From the listing that follows, extract every line and set it down unaltered.

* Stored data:
══════════════════════════════
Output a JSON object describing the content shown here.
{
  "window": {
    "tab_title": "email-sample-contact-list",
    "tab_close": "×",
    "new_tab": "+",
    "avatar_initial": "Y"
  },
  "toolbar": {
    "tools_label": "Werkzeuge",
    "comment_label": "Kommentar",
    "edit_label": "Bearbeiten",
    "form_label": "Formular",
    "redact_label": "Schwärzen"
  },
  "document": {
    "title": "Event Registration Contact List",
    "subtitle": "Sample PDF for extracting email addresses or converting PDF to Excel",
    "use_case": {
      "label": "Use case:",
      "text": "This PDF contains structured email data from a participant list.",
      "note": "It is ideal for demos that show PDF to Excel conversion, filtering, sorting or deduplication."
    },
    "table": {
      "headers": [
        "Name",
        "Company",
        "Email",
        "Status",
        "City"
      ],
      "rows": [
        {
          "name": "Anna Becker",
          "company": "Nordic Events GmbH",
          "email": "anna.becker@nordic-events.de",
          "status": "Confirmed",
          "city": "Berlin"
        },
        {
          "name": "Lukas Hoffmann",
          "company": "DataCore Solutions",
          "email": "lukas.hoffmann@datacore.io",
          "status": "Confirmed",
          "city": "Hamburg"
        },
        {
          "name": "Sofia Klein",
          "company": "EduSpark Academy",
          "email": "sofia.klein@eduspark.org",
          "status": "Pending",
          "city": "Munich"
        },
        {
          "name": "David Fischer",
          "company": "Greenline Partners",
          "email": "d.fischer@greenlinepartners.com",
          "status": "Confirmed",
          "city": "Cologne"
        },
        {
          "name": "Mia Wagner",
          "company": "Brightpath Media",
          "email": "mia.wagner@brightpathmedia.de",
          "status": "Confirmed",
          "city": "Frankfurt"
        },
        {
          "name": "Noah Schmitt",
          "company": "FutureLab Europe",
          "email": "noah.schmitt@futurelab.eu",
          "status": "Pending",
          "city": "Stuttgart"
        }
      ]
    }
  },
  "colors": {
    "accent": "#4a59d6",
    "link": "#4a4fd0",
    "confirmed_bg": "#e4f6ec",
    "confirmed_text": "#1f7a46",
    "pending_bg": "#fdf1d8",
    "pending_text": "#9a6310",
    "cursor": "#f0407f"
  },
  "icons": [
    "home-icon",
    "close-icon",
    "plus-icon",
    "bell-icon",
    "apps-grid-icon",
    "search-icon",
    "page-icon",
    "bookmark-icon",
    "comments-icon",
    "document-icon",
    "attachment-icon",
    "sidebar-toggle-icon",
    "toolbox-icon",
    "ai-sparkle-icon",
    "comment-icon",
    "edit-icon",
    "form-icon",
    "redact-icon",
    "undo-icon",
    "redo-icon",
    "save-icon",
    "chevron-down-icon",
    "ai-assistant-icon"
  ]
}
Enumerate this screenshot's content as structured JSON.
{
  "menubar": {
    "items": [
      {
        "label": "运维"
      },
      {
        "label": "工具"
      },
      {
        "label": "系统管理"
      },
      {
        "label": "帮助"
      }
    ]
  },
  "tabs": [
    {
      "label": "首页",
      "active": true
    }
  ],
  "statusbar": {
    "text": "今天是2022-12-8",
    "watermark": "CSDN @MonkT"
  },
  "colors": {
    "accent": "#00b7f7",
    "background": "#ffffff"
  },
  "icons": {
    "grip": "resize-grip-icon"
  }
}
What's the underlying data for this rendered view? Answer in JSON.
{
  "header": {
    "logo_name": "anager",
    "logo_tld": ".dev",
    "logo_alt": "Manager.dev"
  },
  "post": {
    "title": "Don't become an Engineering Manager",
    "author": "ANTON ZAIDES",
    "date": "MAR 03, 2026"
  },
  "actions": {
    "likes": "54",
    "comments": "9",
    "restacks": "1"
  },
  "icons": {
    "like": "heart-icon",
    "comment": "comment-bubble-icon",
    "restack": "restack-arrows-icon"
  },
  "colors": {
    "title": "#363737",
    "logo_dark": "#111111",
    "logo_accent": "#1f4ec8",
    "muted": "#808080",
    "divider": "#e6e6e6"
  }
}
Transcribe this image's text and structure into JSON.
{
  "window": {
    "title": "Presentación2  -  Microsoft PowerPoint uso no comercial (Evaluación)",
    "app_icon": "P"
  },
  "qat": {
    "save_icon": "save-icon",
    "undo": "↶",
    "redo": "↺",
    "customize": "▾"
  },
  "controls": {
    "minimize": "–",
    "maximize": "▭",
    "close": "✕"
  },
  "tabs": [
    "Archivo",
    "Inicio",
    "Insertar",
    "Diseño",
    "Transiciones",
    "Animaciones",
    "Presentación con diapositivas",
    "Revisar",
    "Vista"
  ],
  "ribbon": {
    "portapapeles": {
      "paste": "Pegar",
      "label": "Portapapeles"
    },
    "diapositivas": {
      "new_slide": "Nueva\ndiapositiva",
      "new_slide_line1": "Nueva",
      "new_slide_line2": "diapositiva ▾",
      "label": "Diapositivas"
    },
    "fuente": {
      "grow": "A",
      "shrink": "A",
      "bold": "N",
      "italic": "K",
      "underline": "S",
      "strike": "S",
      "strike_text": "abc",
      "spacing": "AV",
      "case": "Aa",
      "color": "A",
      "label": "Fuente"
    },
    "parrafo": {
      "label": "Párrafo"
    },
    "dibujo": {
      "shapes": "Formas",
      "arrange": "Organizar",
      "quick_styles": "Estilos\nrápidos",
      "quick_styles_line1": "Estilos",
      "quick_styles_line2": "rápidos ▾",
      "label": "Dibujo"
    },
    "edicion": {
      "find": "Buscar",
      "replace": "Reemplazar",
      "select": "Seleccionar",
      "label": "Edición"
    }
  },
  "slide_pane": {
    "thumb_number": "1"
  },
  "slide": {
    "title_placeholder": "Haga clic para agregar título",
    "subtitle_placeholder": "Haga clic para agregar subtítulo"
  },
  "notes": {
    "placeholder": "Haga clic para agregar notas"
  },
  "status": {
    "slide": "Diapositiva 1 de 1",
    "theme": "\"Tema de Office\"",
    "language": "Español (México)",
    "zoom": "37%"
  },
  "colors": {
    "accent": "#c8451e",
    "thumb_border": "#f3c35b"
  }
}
══════════════════════════════
* Exercise result:
Output a JSON object describing the content shown here.
{
  "window": {
    "tab_title": "email-sample-contact-list",
    "tab_close": "×",
    "new_tab": "+",
    "avatar_initial": "Y"
  },
  "toolbar": {
    "tools_label": "Werkzeuge",
    "comment_label": "Kommentar",
    "edit_label": "Bearbeiten",
    "form_label": "Formular",
    "redact_label": "Schwärzen"
  },
  "document": {
    "title": "Event Registration Contact List",
    "subtitle": "Sample PDF for extracting email addresses or converting PDF to Excel",
    "use_case": {
      "label": "Use case:",
      "text": "This PDF contains structured email data from a participant list.",
      "note": "It is ideal for demos that show PDF to Excel conversion, filtering, sorting or deduplication."
    },
    "table": {
      "headers": [
        "Name",
        "Company",
        "Email",
        "Status",
        "City"
      ],
      "rows": [
        {
          "name": "Anna Becker",
          "company": "Nordic Events GmbH",
          "email": "anna.becker@nordic-events.de",
          "status": "Confirmed",
          "city": "Berlin"
        },
        {
          "name": "Lukas Hoffmann",
          "company": "DataCore Solutions",
          "email": "lukas.hoffmann@datacore.io",
          "status": "Confirmed",
          "city": "Hamburg"
        },
        {
          "name": "Sofia Klein",
          "company": "EduSpark Academy",
          "email": "sofia.klein@eduspark.org",
          "status": "Pending",
          "city": "Munich"
        },
        {
          "name": "David Fischer",
          "company": "Greenline Partners",
          "email": "d.fischer@greenlinepartners.com",
          "status": "Confirmed",
          "city": "Cologne"
        },
        {
          "name": "Mia Wagner",
          "company": "Brightpath Media",
          "email": "mia.wagner@brightpathmedia.de",
          "status": "Confirmed",
          "city": "Frankfurt"
        },
        {
          "name": "Noah Schmitt",
          "company": "FutureLab Europe",
          "email": "noah.schmitt@futurelab.eu",
          "status": "Pending",
          "city": "Stuttgart"
        }
      ]
    }
  },
  "colors": {
    "accent": "#4a59d6",
    "link": "#4a4fd0",
    "confirmed_bg": "#e4f6ec",
    "confirmed_text": "#1f7a46",
    "pending_bg": "#fdf1d8",
    "pending_text": "#9a6310",
    "cursor": "#f0407f"
  },
  "icons": [
    "home-icon",
    "close-icon",
    "plus-icon",
    "bell-icon",
    "apps-grid-icon",
    "search-icon",
    "page-icon",
    "bookmark-icon",
    "comments-icon",
    "document-icon",
    "attachment-icon",
    "sidebar-toggle-icon",
    "toolbox-icon",
    "ai-sparkle-icon",
    "comment-icon",
    "edit-icon",
    "form-icon",
    "redact-icon",
    "undo-icon",
    "redo-icon",
    "save-icon",
    "chevron-down-icon",
    "ai-assistant-icon"
  ]
}
Enumerate this screenshot's content as structured JSON.
{
  "menubar": {
    "items": [
      {
        "label": "运维"
      },
      {
        "label": "工具"
      },
      {
        "label": "系统管理"
      },
      {
        "label": "帮助"
      }
    ]
  },
  "tabs": [
    {
      "label": "首页",
      "active": true
    }
  ],
  "statusbar": {
    "text": "今天是2022-12-8",
    "watermark": "CSDN @MonkT"
  },
  "colors": {
    "accent": "#00b7f7",
    "background": "#ffffff"
  },
  "icons": {
    "grip": "resize-grip-icon"
  }
}
What's the underlying data for this rendered view? Answer in JSON.
{
  "header": {
    "logo_name": "anager",
    "logo_tld": ".dev",
    "logo_alt": "Manager.dev"
  },
  "post": {
    "title": "Don't become an Engineering Manager",
    "author": "ANTON ZAIDES",
    "date": "MAR 03, 2026"
  },
  "actions": {
    "likes": "54",
    "comments": "9",
    "restacks": "1"
  },
  "icons": {
    "like": "heart-icon",
    "comment": "comment-bubble-icon",
    "restack": "restack-arrows-icon"
  },
  "colors": {
    "title": "#363737",
    "logo_dark": "#111111",
    "logo_accent": "#1f4ec8",
    "muted": "#808080",
    "divider": "#e6e6e6"
  }
}
Transcribe this image's text and structure into JSON.
{
  "window": {
    "title": "Presentación2  -  Microsoft PowerPoint uso no comercial (Evaluación)",
    "app_icon": "P"
  },
  "qat": {
    "save_icon": "save-icon",
    "undo": "↶",
    "redo": "↺",
    "customize": "▾"
  },
  "controls": {
    "minimize": "–",
    "maximize": "▭",
    "close": "✕"
  },
  "tabs": [
    "Archivo",
    "Inicio",
    "Insertar",
    "Diseño",
    "Transiciones",
    "Animaciones",
    "Presentación con diapositivas",
    "Revisar",
    "Vista"
  ],
  "ribbon": {
    "portapapeles": {
      "paste": "Pegar",
      "label": "Portapapeles"
    },
    "diapositivas": {
      "new_slide": "Nueva\ndiapositiva",
      "new_slide_line1": "Nueva",
      "new_slide_line2": "diapositiva ▾",
      "label": "Diapositivas"
    },
    "fuente": {
      "grow": "A",
      "shrink": "A",
      "bold": "N",
      "italic": "K",
      "underline": "S",
      "strike": "S",
      "strike_text": "abc",
      "spacing": "AV",
      "case": "Aa",
      "color": "A",
      "label": "Fuente"
    },
    "parrafo": {
      "label": "Párrafo"
    },
    "dibujo": {
      "shapes": "Formas",
      "arrange": "Organizar",
      "quick_styles": "Estilos\nrápidos",
      "quick_styles_line1": "Estilos",
      "quick_styles_line2": "rápidos ▾",
      "label": "Dibujo"
    },
    "edicion": {
      "find": "Buscar",
      "replace": "Reemplazar",
      "select": "Seleccionar",
      "label": "Edición"
    }
  },
  "slide_pane": {
    "thumb_number": "1"
  },
  "slide": {
    "title_placeholder": "Haga clic para agregar título",
    "subtitle_placeholder": "Haga clic para agregar subtítulo"
  },
  "notes": {
    "placeholder": "Haga clic para agregar notas"
  },
  "status": {
    "slide": "Diapositiva 1 de 1",
    "theme": "\"Tema de Office\"",
    "language": "Español (México)",
    "zoom": "37%"
  },
  "colors": {
    "accent": "#c8451e",
    "thumb_border": "#f3c35b"
  }
}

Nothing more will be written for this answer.